-- Directions --
What follows is a block of records; restate each one word for word.

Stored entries
---------------

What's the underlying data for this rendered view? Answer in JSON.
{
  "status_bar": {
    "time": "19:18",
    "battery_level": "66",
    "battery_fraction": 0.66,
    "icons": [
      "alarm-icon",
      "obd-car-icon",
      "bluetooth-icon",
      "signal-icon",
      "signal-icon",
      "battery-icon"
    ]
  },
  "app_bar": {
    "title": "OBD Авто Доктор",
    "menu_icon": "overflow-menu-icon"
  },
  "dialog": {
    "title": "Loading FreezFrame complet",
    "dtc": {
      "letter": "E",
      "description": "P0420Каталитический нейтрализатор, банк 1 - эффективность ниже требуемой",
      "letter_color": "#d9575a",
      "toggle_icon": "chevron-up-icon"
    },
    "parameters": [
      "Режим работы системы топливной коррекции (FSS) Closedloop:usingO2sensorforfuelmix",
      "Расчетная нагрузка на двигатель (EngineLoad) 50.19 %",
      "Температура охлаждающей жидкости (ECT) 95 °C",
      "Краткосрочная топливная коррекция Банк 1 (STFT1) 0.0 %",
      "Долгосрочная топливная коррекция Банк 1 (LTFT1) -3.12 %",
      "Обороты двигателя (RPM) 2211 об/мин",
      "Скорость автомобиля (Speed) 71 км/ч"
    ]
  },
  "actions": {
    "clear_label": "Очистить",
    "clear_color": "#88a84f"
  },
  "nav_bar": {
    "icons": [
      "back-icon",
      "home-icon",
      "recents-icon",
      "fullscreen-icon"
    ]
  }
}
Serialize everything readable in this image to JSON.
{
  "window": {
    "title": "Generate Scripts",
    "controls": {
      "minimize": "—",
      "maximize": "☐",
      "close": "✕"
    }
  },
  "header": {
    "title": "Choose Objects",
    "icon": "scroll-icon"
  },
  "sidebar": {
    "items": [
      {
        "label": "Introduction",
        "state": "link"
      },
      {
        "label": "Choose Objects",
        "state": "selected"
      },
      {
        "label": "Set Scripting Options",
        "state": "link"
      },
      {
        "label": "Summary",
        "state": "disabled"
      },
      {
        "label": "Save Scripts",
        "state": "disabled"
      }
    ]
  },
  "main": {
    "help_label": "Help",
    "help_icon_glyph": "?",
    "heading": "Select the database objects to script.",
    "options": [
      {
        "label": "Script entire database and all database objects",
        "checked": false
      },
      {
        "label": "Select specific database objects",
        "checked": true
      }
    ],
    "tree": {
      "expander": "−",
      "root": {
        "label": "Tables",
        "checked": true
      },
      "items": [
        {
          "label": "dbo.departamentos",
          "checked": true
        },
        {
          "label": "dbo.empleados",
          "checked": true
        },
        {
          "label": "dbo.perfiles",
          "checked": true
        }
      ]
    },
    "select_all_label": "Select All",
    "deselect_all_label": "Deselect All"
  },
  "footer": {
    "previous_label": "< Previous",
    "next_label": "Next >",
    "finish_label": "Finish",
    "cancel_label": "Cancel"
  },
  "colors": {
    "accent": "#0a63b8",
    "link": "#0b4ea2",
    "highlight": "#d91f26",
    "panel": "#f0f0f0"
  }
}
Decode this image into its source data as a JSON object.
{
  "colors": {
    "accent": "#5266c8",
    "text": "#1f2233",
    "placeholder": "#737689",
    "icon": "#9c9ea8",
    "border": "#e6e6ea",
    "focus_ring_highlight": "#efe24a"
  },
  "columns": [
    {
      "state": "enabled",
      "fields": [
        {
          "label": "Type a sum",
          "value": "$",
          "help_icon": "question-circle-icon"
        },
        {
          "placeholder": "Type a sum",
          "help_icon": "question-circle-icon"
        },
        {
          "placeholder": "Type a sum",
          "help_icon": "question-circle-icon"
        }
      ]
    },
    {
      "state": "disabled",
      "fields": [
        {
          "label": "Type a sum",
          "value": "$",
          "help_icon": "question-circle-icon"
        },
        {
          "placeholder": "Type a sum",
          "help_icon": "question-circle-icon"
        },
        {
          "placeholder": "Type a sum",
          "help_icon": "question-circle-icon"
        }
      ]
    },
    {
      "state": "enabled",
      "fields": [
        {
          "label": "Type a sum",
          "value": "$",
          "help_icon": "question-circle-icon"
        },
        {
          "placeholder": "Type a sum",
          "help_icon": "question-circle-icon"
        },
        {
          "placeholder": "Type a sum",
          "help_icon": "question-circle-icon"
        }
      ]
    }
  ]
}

---------------

-- Output below --
What's the underlying data for this rendered view? Answer in JSON.
{
  "status_bar": {
    "time": "19:18",
    "battery_level": "66",
    "battery_fraction": 0.66,
    "icons": [
      "alarm-icon",
      "obd-car-icon",
      "bluetooth-icon",
      "signal-icon",
      "signal-icon",
      "battery-icon"
    ]
  },
  "app_bar": {
    "title": "OBD Авто Доктор",
    "menu_icon": "overflow-menu-icon"
  },
  "dialog": {
    "title": "Loading FreezFrame complet",
    "dtc": {
      "letter": "E",
      "description": "P0420Каталитический нейтрализатор, банк 1 - эффективность ниже требуемой",
      "letter_color": "#d9575a",
      "toggle_icon": "chevron-up-icon"
    },
    "parameters": [
      "Режим работы системы топливной коррекции (FSS) Closedloop:usingO2sensorforfuelmix",
      "Расчетная нагрузка на двигатель (EngineLoad) 50.19 %",
      "Температура охлаждающей жидкости (ECT) 95 °C",
      "Краткосрочная топливная коррекция Банк 1 (STFT1) 0.0 %",
      "Долгосрочная топливная коррекция Банк 1 (LTFT1) -3.12 %",
      "Обороты двигателя (RPM) 2211 об/мин",
      "Скорость автомобиля (Speed) 71 км/ч"
    ]
  },
  "actions": {
    "clear_label": "Очистить",
    "clear_color": "#88a84f"
  },
  "nav_bar": {
    "icons": [
      "back-icon",
      "home-icon",
      "recents-icon",
      "fullscreen-icon"
    ]
  }
}
Serialize everything readable in this image to JSON.
{
  "window": {
    "title": "Generate Scripts",
    "controls": {
      "minimize": "—",
      "maximize": "☐",
      "close": "✕"
    }
  },
  "header": {
    "title": "Choose Objects",
    "icon": "scroll-icon"
  },
  "sidebar": {
    "items": [
      {
        "label": "Introduction",
        "state": "link"
      },
      {
        "label": "Choose Objects",
        "state": "selected"
      },
      {
        "label": "Set Scripting Options",
        "state": "link"
      },
      {
        "label": "Summary",
        "state": "disabled"
      },
      {
        "label": "Save Scripts",
        "state": "disabled"
      }
    ]
  },
  "main": {
    "help_label": "Help",
    "help_icon_glyph": "?",
    "heading": "Select the database objects to script.",
    "options": [
      {
        "label": "Script entire database and all database objects",
        "checked": false
      },
      {
        "label": "Select specific database objects",
        "checked": true
      }
    ],
    "tree": {
      "expander": "−",
      "root": {
        "label": "Tables",
        "checked": true
      },
      "items": [
        {
          "label": "dbo.departamentos",
          "checked": true
        },
        {
          "label": "dbo.empleados",
          "checked": true
        },
        {
          "label": "dbo.perfiles",
          "checked": true
        }
      ]
    },
    "select_all_label": "Select All",
    "deselect_all_label": "Deselect All"
  },
  "footer": {
    "previous_label": "< Previous",
    "next_label": "Next >",
    "finish_label": "Finish",
    "cancel_label": "Cancel"
  },
  "colors": {
    "accent": "#0a63b8",
    "link": "#0b4ea2",
    "highlight": "#d91f26",
    "panel": "#f0f0f0"
  }
}
Decode this image into its source data as a JSON object.
{
  "colors": {
    "accent": "#5266c8",
    "text": "#1f2233",
    "placeholder": "#737689",
    "icon": "#9c9ea8",
    "border": "#e6e6ea",
    "focus_ring_highlight": "#efe24a"
  },
  "columns": [
    {
      "state": "enabled",
      "fields": [
        {
          "label": "Type a sum",
          "value": "$",
          "help_icon": "question-circle-icon"
        },
        {
          "placeholder": "Type a sum",
          "help_icon": "question-circle-icon"
        },
        {
          "placeholder": "Type a sum",
          "help_icon": "question-circle-icon"
        }
      ]
    },
    {
      "state": "disabled",
      "fields": [
        {
          "label": "Type a sum",
          "value": "$",
          "help_icon": "question-circle-icon"
        },
        {
          "placeholder": "Type a sum",
          "help_icon": "question-circle-icon"
        },
        {
          "placeholder": "Type a sum",
          "help_icon": "question-circle-icon"
        }
      ]
    },
    {
      "state": "enabled",
      "fields": [
        {
          "label": "Type a sum",
          "value": "$",
          "help_icon": "question-circle-icon"
        },
        {
          "placeholder": "Type a sum",
          "help_icon": "question-circle-icon"
        },
        {
          "placeholder": "Type a sum",
          "help_icon": "question-circle-icon"
        }
      ]
    }
  ]
}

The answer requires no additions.